Exercise instructions
Images do not belong in the copy. Retype all the entries below exactly.
##### Given entries
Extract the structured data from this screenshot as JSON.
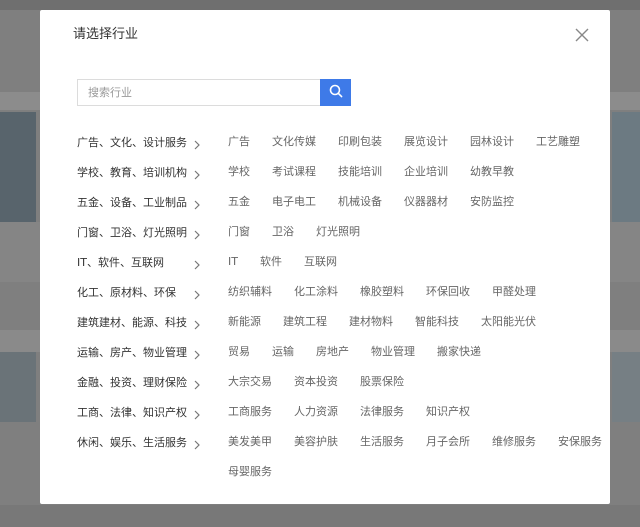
{
  "dialog": {
    "title": "请选择行业",
    "close_icon": "close-icon"
  },
  "search": {
    "placeholder": "搜索行业",
    "value": "",
    "button_icon": "search-icon",
    "button_color": "#3e7ae8"
  },
  "categories": [
    {
      "label": "广告、文化、设计服务",
      "subs": [
        "广告",
        "文化传媒",
        "印刷包装",
        "展览设计",
        "园林设计",
        "工艺雕塑"
      ]
    },
    {
      "label": "学校、教育、培训机构",
      "subs": [
        "学校",
        "考试课程",
        "技能培训",
        "企业培训",
        "幼教早教"
      ]
    },
    {
      "label": "五金、设备、工业制品",
      "subs": [
        "五金",
        "电子电工",
        "机械设备",
        "仪器器材",
        "安防监控"
      ]
    },
    {
      "label": "门窗、卫浴、灯光照明",
      "subs": [
        "门窗",
        "卫浴",
        "灯光照明"
      ]
    },
    {
      "label": "IT、软件、互联网",
      "subs": [
        "IT",
        "软件",
        "互联网"
      ]
    },
    {
      "label": "化工、原材料、环保",
      "subs": [
        "纺织辅料",
        "化工涂料",
        "橡胶塑料",
        "环保回收",
        "甲醛处理"
      ]
    },
    {
      "label": "建筑建材、能源、科技",
      "subs": [
        "新能源",
        "建筑工程",
        "建材物料",
        "智能科技",
        "太阳能光伏"
      ]
    },
    {
      "label": "运输、房产、物业管理",
      "subs": [
        "贸易",
        "运输",
        "房地产",
        "物业管理",
        "搬家快递"
      ]
    },
    {
      "label": "金融、投资、理财保险",
      "subs": [
        "大宗交易",
        "资本投资",
        "股票保险"
      ]
    },
    {
      "label": "工商、法律、知识产权",
      "subs": [
        "工商服务",
        "人力资源",
        "法律服务",
        "知识产权"
      ]
    },
    {
      "label": "休闲、娱乐、生活服务",
      "subs": [
        "美发美甲",
        "美容护肤",
        "生活服务",
        "月子会所",
        "维修服务",
        "安保服务"
      ],
      "subs_wrap": [
        "母婴服务"
      ]
    }
  ]
}
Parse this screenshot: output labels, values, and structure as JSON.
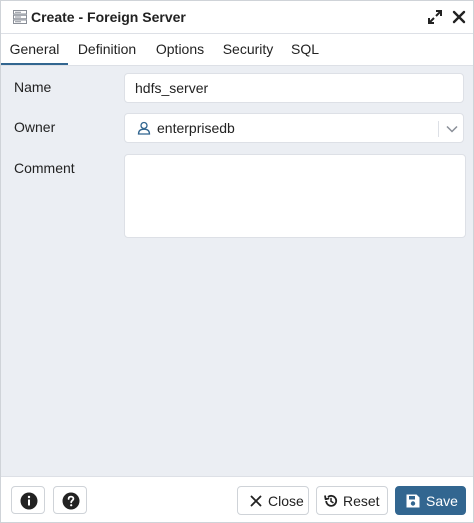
{
  "dialog": {
    "title": "Create - Foreign Server"
  },
  "tabs": [
    {
      "label": "General",
      "active": true
    },
    {
      "label": "Definition",
      "active": false
    },
    {
      "label": "Options",
      "active": false
    },
    {
      "label": "Security",
      "active": false
    },
    {
      "label": "SQL",
      "active": false
    }
  ],
  "form": {
    "name_label": "Name",
    "name_value": "hdfs_server",
    "owner_label": "Owner",
    "owner_value": "enterprisedb",
    "comment_label": "Comment",
    "comment_value": ""
  },
  "footer": {
    "close_label": "Close",
    "reset_label": "Reset",
    "save_label": "Save"
  },
  "colors": {
    "accent": "#326690",
    "body_bg": "#ebeef3",
    "border": "#dde0e6",
    "text": "#222222"
  },
  "icons": {
    "title": "foreign-server-icon",
    "maximize": "expand-icon",
    "close": "close-icon",
    "owner": "user-icon",
    "chevron": "chevron-down-icon",
    "info": "info-icon",
    "help": "help-icon",
    "close_button": "x-icon",
    "reset": "reset-icon",
    "save": "save-icon"
  }
}
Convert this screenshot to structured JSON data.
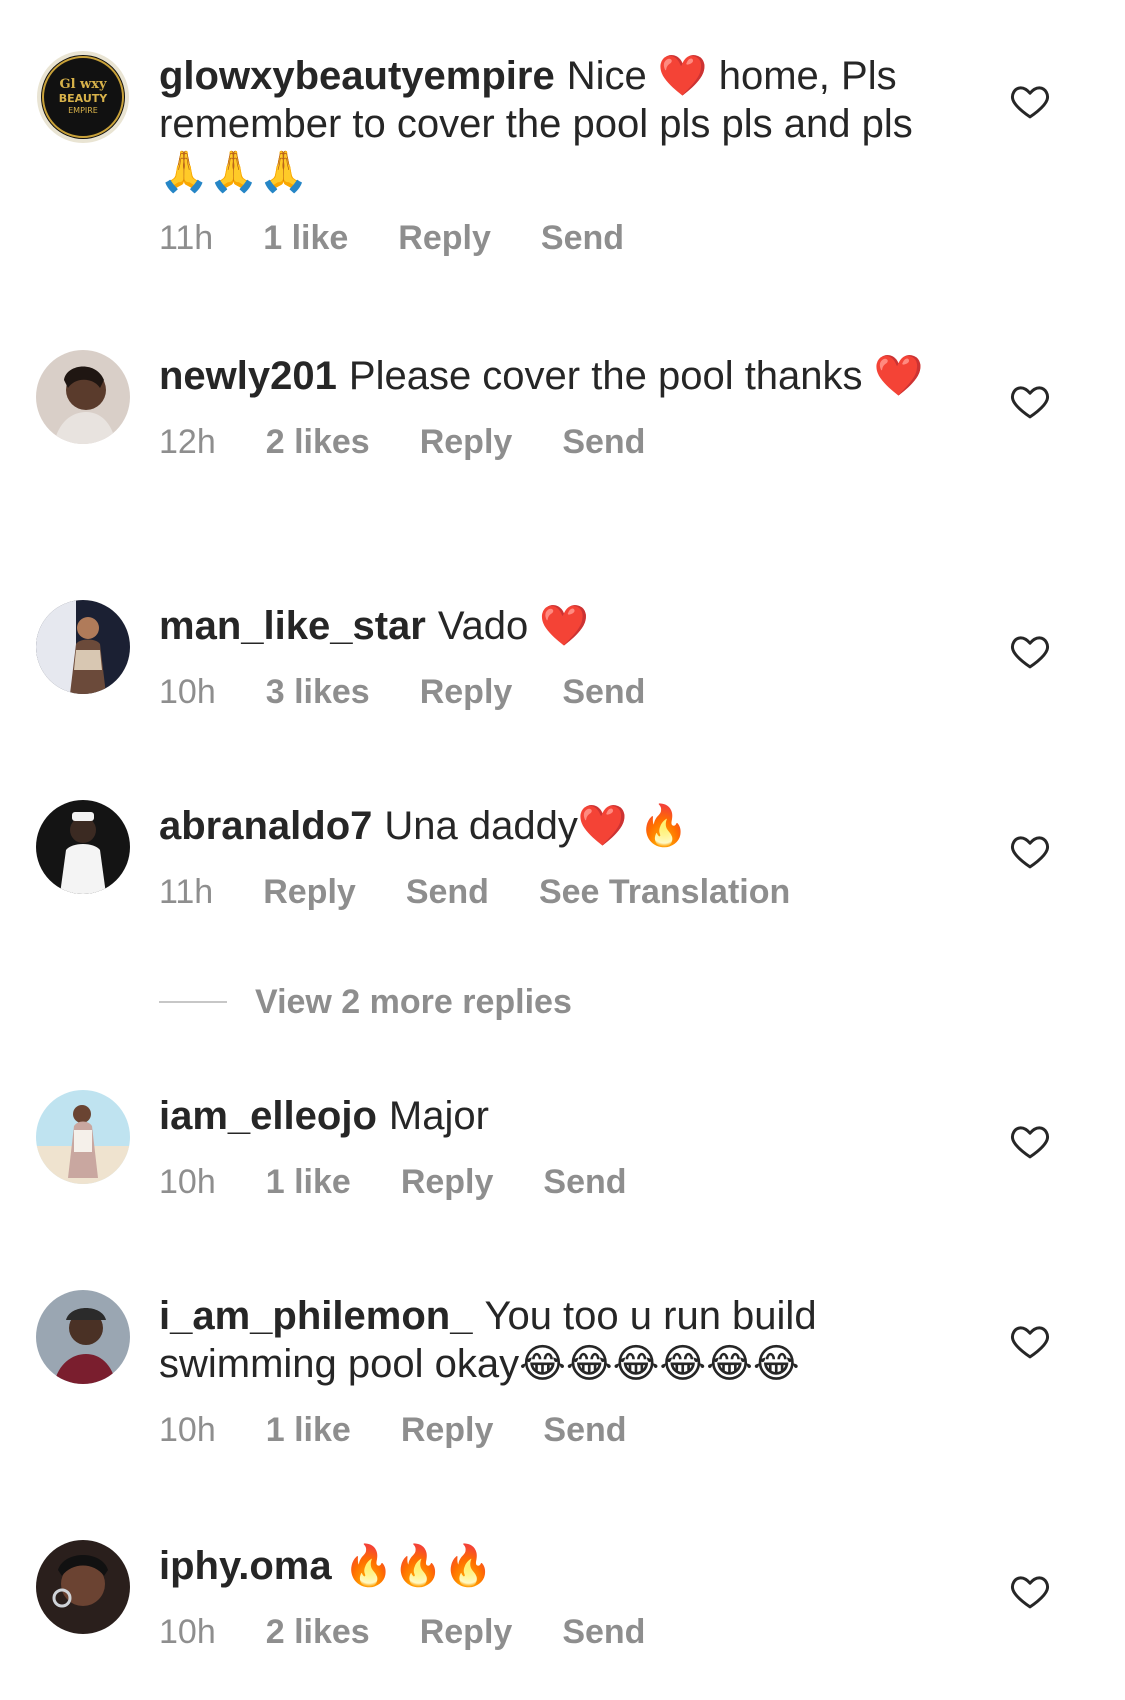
{
  "comments": [
    {
      "username": "glowxybeautyempire",
      "text": "Nice ❤️ home, Pls remember to cover the pool pls pls and pls 🙏🙏🙏",
      "time": "11h",
      "likes": "1 like",
      "reply": "Reply",
      "send": "Send",
      "avatar_logo_text": "Gl wxy BEAUTY EMPIRE"
    },
    {
      "username": "newly201",
      "text": "Please cover the pool thanks ❤️",
      "time": "12h",
      "likes": "2 likes",
      "reply": "Reply",
      "send": "Send"
    },
    {
      "username": "man_like_star",
      "text": "Vado ❤️",
      "time": "10h",
      "likes": "3 likes",
      "reply": "Reply",
      "send": "Send"
    },
    {
      "username": "abranaldo7",
      "text": "Una daddy❤️ 🔥",
      "time": "11h",
      "reply": "Reply",
      "send": "Send",
      "translation": "See Translation"
    },
    {
      "username": "iam_elleojo",
      "text": "Major",
      "time": "10h",
      "likes": "1 like",
      "reply": "Reply",
      "send": "Send"
    },
    {
      "username": "i_am_philemon_",
      "text": "You too u run build swimming pool okay😂😂😂😂😂😂",
      "time": "10h",
      "likes": "1 like",
      "reply": "Reply",
      "send": "Send"
    },
    {
      "username": "iphy.oma",
      "text": "🔥🔥🔥",
      "time": "10h",
      "likes": "2 likes",
      "reply": "Reply",
      "send": "Send"
    }
  ],
  "view_more_replies": "View 2 more replies",
  "icons": {
    "like": "heart-outline-icon"
  },
  "colors": {
    "text": "#262626",
    "meta": "#8e8e8e",
    "heart": "#e0112b"
  }
}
##########
Expected answer
Extract the structured data from this screenshot as JSON.
{
  "dialog": {
    "title": "请选择行业",
    "close_icon": "close-icon"
  },
  "search": {
    "placeholder": "搜索行业",
    "value": "",
    "button_icon": "search-icon",
    "button_color": "#3e7ae8"
  },
  "categories": [
    {
      "label": "广告、文化、设计服务",
      "subs": [
        "广告",
        "文化传媒",
        "印刷包装",
        "展览设计",
        "园林设计",
        "工艺雕塑"
      ]
    },
    {
      "label": "学校、教育、培训机构",
      "subs": [
        "学校",
        "考试课程",
        "技能培训",
        "企业培训",
        "幼教早教"
      ]
    },
    {
      "label": "五金、设备、工业制品",
      "subs": [
        "五金",
        "电子电工",
        "机械设备",
        "仪器器材",
        "安防监控"
      ]
    },
    {
      "label": "门窗、卫浴、灯光照明",
      "subs": [
        "门窗",
        "卫浴",
        "灯光照明"
      ]
    },
    {
      "label": "IT、软件、互联网",
      "subs": [
        "IT",
        "软件",
        "互联网"
      ]
    },
    {
      "label": "化工、原材料、环保",
      "subs": [
        "纺织辅料",
        "化工涂料",
        "橡胶塑料",
        "环保回收",
        "甲醛处理"
      ]
    },
    {
      "label": "建筑建材、能源、科技",
      "subs": [
        "新能源",
        "建筑工程",
        "建材物料",
        "智能科技",
        "太阳能光伏"
      ]
    },
    {
      "label": "运输、房产、物业管理",
      "subs": [
        "贸易",
        "运输",
        "房地产",
        "物业管理",
        "搬家快递"
      ]
    },
    {
      "label": "金融、投资、理财保险",
      "subs": [
        "大宗交易",
        "资本投资",
        "股票保险"
      ]
    },
    {
      "label": "工商、法律、知识产权",
      "subs": [
        "工商服务",
        "人力资源",
        "法律服务",
        "知识产权"
      ]
    },
    {
      "label": "休闲、娱乐、生活服务",
      "subs": [
        "美发美甲",
        "美容护肤",
        "生活服务",
        "月子会所",
        "维修服务",
        "安保服务"
      ],
      "subs_wrap": [
        "母婴服务"
      ]
    }
  ]
}
Parse this screenshot: output labels, values, and structure as JSON.
{
  "dialog": {
    "title": "Create - Foreign Server"
  },
  "tabs": [
    {
      "label": "General",
      "active": true
    },
    {
      "label": "Definition",
      "active": false
    },
    {
      "label": "Options",
      "active": false
    },
    {
      "label": "Security",
      "active": false
    },
    {
      "label": "SQL",
      "active": false
    }
  ],
  "form": {
    "name_label": "Name",
    "name_value": "hdfs_server",
    "owner_label": "Owner",
    "owner_value": "enterprisedb",
    "comment_label": "Comment",
    "comment_value": ""
  },
  "footer": {
    "close_label": "Close",
    "reset_label": "Reset",
    "save_label": "Save"
  },
  "colors": {
    "accent": "#326690",
    "body_bg": "#ebeef3",
    "border": "#dde0e6",
    "text": "#222222"
  },
  "icons": {
    "title": "foreign-server-icon",
    "maximize": "expand-icon",
    "close": "close-icon",
    "owner": "user-icon",
    "chevron": "chevron-down-icon",
    "info": "info-icon",
    "help": "help-icon",
    "close_button": "x-icon",
    "reset": "reset-icon",
    "save": "save-icon"
  }
}
Convert this screenshot to structured JSON data.
{
  "comments": [
    {
      "username": "glowxybeautyempire",
      "text": "Nice ❤️ home, Pls remember to cover the pool pls pls and pls 🙏🙏🙏",
      "time": "11h",
      "likes": "1 like",
      "reply": "Reply",
      "send": "Send",
      "avatar_logo_text": "Gl wxy BEAUTY EMPIRE"
    },
    {
      "username": "newly201",
      "text": "Please cover the pool thanks ❤️",
      "time": "12h",
      "likes": "2 likes",
      "reply": "Reply",
      "send": "Send"
    },
    {
      "username": "man_like_star",
      "text": "Vado ❤️",
      "time": "10h",
      "likes": "3 likes",
      "reply": "Reply",
      "send": "Send"
    },
    {
      "username": "abranaldo7",
      "text": "Una daddy❤️ 🔥",
      "time": "11h",
      "reply": "Reply",
      "send": "Send",
      "translation": "See Translation"
    },
    {
      "username": "iam_elleojo",
      "text": "Major",
      "time": "10h",
      "likes": "1 like",
      "reply": "Reply",
      "send": "Send"
    },
    {
      "username": "i_am_philemon_",
      "text": "You too u run build swimming pool okay😂😂😂😂😂😂",
      "time": "10h",
      "likes": "1 like",
      "reply": "Reply",
      "send": "Send"
    },
    {
      "username": "iphy.oma",
      "text": "🔥🔥🔥",
      "time": "10h",
      "likes": "2 likes",
      "reply": "Reply",
      "send": "Send"
    }
  ],
  "view_more_replies": "View 2 more replies",
  "icons": {
    "like": "heart-outline-icon"
  },
  "colors": {
    "text": "#262626",
    "meta": "#8e8e8e",
    "heart": "#e0112b"
  }
}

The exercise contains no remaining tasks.